▸ **To be done**
Search the records that follow and extract every line containing the string "suffix".

▸ **Given data**
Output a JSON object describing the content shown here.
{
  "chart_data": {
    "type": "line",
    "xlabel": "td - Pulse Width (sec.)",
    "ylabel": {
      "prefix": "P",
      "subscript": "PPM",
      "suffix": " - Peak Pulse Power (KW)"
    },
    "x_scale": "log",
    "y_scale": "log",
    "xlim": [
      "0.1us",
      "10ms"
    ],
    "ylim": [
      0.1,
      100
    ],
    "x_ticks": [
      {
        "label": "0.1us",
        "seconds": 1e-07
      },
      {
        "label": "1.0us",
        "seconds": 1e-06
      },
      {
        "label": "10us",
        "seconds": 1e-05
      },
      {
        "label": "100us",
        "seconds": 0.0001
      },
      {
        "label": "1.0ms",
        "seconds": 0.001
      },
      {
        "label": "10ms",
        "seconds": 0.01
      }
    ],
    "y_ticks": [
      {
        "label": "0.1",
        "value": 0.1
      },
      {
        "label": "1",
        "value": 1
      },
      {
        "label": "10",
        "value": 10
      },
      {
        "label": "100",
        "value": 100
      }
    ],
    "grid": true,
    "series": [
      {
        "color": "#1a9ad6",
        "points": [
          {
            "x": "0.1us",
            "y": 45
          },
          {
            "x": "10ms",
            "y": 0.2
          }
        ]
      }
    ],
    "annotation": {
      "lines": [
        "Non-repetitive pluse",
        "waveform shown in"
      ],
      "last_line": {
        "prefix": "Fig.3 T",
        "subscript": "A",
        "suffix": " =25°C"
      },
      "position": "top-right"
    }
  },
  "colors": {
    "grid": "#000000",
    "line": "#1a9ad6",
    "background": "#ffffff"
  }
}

▸ **Task answer**
      "suffix": " - Peak Pulse Power (KW)"
        "suffix": " =25°C"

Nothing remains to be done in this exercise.